* _INSTRUCTIONS FOR THE TASK_
From the entries below, copy every line where the string "JSON" appears.

# # #

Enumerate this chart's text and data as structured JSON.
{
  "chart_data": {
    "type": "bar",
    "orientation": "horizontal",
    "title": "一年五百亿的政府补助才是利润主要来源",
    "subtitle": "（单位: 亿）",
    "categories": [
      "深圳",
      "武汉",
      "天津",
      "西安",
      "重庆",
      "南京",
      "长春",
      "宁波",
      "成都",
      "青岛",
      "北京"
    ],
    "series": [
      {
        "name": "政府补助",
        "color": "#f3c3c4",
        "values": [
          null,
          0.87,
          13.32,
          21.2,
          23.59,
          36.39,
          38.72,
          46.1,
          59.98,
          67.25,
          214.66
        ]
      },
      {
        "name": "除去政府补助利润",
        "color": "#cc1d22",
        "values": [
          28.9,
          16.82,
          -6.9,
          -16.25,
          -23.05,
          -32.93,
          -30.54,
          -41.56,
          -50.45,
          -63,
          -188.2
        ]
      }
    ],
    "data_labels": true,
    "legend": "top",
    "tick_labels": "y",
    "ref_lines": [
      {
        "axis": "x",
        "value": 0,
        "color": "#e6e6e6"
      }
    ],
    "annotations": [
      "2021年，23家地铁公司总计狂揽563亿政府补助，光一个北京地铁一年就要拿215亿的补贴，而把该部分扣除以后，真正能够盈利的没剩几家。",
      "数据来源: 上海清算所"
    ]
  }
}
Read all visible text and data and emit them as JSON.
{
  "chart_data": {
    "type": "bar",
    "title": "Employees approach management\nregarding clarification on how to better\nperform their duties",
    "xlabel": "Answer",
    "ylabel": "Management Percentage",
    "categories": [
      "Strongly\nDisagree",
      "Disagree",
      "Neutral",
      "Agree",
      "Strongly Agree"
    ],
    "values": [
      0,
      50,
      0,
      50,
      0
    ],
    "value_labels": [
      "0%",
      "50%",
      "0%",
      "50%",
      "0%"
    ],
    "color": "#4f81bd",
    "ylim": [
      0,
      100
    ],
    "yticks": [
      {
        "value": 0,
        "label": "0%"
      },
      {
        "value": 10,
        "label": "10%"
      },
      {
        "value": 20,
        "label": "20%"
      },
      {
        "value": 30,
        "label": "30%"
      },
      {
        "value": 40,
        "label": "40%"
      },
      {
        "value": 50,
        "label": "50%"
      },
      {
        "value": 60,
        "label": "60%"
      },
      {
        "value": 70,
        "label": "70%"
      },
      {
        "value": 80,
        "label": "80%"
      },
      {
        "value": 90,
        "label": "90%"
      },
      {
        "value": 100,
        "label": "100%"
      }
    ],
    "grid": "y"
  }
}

# # #

* _REPLY_
Enumerate this chart's text and data as structured JSON.
Read all visible text and data and emit them as JSON.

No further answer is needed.